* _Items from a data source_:
## START

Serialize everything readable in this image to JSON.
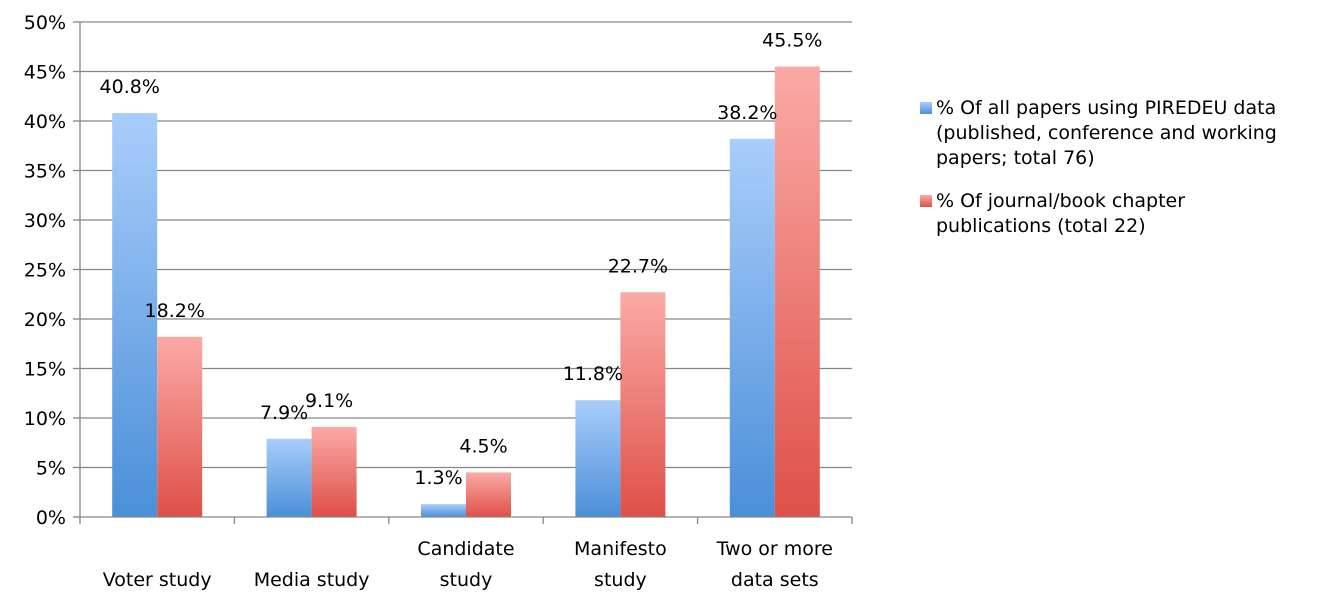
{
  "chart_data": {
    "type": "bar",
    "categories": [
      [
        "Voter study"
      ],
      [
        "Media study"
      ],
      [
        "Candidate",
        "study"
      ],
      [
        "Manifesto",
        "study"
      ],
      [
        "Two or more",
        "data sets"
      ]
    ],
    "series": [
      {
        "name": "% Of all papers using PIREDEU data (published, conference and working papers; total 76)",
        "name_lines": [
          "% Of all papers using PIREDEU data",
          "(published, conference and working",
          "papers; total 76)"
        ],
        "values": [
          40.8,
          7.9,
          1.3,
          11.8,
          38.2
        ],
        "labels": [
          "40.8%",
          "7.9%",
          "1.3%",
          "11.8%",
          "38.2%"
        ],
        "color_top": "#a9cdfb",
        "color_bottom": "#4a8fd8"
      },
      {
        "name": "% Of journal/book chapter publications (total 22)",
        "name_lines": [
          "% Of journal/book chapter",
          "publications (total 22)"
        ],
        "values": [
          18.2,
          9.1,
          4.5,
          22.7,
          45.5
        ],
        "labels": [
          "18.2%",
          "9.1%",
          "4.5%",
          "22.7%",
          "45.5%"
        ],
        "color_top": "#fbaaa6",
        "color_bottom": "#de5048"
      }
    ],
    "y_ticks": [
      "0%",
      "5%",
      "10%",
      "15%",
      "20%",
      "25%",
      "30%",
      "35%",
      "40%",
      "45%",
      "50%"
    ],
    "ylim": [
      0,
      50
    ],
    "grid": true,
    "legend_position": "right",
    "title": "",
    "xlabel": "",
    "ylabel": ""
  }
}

## END

* _REQUIRED TASK_:
Search the entries for the string "published" and collect each line that has it.

* _ANSWER TO THE TASK_:
        "name": "% Of all papers using PIREDEU data (published, conference and working papers; total 76)",
          "(published, conference and working",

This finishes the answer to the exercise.